== EXERCISE DESCRIPTION ==
Count the lines in the records below that contain the word "label", and reply with only that number.

== RECORDS PROVIDED ==
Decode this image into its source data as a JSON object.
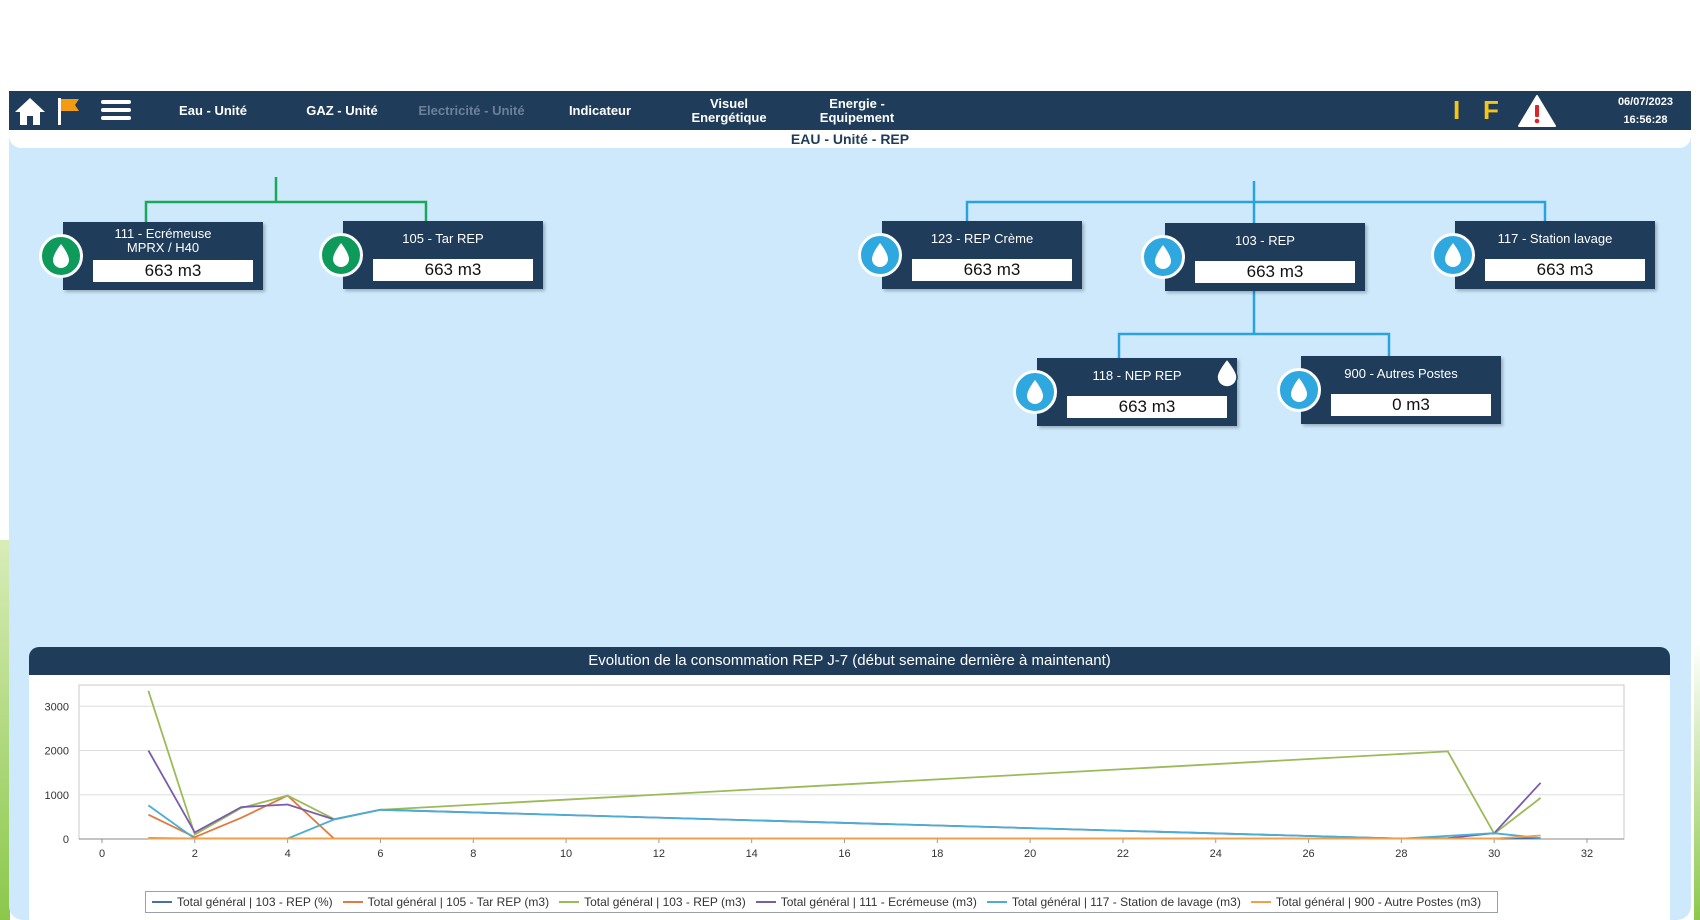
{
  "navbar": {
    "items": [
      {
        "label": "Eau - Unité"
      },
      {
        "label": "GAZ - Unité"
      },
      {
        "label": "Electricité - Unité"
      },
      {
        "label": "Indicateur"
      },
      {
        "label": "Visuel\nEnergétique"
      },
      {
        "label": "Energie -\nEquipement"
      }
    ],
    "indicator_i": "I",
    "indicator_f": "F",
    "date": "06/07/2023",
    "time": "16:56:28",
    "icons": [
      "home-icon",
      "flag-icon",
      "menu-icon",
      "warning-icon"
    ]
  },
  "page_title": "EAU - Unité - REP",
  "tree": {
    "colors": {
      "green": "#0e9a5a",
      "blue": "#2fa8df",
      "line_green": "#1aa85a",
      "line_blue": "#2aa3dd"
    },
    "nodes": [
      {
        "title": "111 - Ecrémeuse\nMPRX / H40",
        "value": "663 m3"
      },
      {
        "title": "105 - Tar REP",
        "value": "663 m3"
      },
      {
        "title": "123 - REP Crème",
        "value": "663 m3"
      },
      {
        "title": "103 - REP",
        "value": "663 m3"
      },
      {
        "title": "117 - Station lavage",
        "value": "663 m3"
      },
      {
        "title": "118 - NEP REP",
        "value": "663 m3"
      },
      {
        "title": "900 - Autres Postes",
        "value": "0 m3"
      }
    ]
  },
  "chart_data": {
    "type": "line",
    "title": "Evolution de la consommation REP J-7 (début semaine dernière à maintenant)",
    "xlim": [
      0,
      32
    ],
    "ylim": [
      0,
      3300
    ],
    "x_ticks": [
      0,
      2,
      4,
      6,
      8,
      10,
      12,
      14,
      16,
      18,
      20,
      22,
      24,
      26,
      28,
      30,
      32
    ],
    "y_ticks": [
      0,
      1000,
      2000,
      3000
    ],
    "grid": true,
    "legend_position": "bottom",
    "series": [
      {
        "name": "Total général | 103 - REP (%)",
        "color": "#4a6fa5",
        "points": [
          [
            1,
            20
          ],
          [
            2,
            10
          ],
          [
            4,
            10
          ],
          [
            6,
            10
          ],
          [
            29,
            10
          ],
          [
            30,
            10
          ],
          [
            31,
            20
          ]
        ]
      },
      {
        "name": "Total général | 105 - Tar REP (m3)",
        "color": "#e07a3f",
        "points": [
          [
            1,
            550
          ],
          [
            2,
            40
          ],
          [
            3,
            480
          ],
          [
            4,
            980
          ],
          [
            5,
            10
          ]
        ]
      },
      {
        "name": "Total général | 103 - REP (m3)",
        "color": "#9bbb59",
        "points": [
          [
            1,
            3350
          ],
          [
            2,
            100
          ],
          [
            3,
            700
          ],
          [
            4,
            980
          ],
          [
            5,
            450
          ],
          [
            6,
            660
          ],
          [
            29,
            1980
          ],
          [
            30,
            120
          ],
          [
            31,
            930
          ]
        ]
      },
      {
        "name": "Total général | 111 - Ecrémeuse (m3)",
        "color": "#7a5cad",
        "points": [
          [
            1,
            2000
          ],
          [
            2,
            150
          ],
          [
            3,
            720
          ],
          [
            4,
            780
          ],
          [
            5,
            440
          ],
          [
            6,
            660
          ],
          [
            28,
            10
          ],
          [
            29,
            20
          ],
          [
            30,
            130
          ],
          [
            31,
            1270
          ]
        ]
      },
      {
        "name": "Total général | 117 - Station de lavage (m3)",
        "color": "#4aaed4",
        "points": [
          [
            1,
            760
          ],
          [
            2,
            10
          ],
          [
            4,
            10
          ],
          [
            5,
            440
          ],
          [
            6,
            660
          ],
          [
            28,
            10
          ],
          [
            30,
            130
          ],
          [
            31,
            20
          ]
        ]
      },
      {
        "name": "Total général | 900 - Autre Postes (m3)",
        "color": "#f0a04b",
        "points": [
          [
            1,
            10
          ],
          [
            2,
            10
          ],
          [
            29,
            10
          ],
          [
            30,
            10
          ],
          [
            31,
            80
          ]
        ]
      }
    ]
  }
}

== SOLUTION BELOW ==
6